__Exercise requirements__.
Return each line containing the string "CORPORATE".

__Given records__.
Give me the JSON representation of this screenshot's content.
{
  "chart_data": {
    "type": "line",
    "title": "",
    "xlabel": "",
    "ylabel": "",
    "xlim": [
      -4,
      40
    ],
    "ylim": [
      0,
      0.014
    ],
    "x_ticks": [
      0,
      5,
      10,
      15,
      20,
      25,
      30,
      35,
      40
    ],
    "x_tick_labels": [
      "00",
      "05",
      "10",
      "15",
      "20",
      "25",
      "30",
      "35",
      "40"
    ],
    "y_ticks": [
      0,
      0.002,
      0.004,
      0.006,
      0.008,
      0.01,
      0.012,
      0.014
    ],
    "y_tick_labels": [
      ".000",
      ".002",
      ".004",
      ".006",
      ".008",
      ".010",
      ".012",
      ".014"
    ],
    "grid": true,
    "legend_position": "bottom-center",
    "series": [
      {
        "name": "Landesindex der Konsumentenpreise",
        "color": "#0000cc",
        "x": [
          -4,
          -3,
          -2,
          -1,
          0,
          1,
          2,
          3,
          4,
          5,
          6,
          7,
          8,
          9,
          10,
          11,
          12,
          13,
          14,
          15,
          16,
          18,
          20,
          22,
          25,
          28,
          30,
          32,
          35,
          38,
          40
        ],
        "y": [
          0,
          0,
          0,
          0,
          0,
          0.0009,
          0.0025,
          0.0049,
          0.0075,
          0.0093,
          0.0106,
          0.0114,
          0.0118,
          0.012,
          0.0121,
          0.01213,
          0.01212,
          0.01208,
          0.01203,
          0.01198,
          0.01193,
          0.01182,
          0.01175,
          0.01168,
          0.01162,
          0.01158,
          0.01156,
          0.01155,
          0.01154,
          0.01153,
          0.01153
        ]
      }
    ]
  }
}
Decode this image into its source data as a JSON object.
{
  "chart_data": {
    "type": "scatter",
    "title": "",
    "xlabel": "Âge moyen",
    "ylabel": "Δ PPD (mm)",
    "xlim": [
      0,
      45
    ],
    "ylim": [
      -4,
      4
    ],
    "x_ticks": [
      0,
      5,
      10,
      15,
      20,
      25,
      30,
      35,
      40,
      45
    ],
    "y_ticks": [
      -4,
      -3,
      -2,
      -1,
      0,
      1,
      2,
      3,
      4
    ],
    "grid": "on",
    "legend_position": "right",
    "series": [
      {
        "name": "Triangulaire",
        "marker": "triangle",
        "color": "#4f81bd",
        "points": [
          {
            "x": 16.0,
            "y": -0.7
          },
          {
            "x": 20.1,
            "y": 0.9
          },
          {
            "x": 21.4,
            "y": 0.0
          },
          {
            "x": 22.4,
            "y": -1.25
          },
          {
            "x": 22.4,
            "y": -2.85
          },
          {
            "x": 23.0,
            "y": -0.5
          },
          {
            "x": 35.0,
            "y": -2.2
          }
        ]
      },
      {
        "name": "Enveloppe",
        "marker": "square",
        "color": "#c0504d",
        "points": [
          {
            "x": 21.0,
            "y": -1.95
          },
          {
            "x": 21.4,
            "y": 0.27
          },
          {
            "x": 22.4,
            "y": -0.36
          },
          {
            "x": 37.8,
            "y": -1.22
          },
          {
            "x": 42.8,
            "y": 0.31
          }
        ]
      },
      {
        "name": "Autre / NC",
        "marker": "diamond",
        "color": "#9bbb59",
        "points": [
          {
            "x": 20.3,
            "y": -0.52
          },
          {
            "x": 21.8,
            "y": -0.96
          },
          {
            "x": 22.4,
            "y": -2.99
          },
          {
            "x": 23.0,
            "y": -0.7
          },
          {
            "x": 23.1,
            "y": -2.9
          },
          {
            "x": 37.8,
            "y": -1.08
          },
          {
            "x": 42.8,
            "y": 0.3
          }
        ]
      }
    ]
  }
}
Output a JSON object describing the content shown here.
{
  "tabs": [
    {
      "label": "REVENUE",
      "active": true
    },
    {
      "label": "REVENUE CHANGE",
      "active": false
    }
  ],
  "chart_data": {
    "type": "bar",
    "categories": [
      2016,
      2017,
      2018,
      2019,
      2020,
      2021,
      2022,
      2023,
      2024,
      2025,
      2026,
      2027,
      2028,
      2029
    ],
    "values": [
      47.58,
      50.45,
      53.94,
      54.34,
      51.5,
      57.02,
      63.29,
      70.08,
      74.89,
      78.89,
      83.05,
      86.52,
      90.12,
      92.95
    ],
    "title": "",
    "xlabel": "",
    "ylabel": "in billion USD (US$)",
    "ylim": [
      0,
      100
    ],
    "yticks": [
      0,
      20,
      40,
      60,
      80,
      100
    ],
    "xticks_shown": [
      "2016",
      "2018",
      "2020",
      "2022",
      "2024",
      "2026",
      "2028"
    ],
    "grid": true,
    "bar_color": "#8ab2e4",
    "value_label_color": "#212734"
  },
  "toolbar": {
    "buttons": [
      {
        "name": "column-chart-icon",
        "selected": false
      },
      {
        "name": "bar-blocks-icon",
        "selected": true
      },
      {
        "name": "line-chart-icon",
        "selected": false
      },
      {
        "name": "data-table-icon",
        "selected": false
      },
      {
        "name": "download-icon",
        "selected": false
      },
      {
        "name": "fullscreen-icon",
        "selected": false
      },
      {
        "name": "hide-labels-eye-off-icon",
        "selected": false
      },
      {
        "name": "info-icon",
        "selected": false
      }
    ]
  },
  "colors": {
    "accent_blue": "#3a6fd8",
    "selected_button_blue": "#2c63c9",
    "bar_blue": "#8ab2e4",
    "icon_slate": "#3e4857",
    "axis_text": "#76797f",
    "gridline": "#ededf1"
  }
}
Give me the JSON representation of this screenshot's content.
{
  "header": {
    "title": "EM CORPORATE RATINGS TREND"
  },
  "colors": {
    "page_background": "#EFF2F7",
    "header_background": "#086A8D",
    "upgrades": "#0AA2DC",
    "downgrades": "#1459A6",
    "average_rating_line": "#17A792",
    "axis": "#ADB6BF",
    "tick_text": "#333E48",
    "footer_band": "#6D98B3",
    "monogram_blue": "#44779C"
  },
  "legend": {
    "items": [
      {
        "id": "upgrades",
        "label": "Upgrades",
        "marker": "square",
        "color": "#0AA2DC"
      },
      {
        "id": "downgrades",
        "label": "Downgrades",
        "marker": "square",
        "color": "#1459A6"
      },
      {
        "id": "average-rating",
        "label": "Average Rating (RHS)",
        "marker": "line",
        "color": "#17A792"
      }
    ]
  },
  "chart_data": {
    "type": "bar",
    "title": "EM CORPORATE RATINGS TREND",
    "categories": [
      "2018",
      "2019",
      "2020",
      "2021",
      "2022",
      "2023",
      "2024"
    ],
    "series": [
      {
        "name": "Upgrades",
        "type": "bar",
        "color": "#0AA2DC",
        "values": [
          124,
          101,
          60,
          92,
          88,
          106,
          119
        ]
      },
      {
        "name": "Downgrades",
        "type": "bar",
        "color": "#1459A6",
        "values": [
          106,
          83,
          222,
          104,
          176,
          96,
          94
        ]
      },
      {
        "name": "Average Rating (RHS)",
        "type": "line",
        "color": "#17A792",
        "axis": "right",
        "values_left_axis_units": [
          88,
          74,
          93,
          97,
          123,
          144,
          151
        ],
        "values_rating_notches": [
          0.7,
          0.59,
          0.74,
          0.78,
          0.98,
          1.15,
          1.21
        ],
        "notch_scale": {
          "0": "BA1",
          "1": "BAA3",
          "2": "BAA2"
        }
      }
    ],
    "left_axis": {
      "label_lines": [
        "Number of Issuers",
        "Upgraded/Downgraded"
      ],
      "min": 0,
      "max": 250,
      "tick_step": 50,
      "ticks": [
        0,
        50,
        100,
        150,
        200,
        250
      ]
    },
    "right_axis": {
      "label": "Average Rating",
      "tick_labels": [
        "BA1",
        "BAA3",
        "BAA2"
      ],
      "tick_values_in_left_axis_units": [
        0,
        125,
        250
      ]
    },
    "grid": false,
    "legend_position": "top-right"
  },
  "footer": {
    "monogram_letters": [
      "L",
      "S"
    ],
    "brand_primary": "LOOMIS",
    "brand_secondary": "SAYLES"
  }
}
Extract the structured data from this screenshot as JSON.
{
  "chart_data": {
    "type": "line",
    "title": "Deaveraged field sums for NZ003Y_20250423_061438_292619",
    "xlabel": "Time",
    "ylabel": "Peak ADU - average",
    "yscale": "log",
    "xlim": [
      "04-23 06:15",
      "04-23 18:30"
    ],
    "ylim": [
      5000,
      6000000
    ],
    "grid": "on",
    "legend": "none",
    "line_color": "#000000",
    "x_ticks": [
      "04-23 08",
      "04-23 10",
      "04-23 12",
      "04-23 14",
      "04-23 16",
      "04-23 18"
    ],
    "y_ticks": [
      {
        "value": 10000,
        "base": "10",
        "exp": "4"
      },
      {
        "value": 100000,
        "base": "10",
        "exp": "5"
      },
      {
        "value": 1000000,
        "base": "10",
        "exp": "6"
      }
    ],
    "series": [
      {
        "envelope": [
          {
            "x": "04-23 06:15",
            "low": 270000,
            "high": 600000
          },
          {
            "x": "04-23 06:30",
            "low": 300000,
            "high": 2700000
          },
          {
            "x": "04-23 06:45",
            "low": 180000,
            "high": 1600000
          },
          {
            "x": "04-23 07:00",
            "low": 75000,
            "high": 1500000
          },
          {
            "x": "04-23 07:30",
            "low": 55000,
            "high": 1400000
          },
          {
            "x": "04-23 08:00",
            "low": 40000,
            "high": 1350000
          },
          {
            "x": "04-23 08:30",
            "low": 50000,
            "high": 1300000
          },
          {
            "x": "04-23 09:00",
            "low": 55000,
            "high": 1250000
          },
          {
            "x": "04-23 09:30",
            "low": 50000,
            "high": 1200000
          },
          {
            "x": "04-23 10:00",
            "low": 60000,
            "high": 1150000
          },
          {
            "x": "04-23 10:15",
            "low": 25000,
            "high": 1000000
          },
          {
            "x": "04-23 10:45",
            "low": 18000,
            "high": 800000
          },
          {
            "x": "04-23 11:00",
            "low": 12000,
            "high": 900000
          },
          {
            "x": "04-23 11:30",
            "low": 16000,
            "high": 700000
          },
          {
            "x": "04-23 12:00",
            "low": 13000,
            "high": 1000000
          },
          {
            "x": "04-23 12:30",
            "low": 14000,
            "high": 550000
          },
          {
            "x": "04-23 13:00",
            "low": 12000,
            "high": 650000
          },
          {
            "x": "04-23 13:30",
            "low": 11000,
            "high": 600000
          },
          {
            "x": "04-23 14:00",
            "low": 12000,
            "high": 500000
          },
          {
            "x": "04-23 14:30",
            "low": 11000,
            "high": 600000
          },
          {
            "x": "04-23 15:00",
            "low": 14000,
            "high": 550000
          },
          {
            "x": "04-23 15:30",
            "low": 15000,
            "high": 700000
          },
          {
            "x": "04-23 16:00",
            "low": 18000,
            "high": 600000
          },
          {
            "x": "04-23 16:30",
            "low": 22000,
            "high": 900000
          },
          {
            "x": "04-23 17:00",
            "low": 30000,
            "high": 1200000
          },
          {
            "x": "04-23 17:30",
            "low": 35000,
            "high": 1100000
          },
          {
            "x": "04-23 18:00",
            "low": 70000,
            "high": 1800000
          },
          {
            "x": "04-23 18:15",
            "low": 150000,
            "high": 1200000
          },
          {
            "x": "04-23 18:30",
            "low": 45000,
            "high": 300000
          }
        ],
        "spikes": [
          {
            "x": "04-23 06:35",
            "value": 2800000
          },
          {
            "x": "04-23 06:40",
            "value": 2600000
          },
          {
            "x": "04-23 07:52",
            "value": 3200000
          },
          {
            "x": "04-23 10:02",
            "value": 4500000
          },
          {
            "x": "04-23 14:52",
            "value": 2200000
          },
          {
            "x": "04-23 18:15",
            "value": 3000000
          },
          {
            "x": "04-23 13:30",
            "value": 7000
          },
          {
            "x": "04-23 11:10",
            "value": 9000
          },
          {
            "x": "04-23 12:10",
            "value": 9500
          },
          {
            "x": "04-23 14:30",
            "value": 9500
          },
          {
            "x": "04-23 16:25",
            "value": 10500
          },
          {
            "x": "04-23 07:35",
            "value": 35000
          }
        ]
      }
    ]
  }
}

__Response for this exercise__.
    "title": "EM CORPORATE RATINGS TREND"
    "title": "EM CORPORATE RATINGS TREND",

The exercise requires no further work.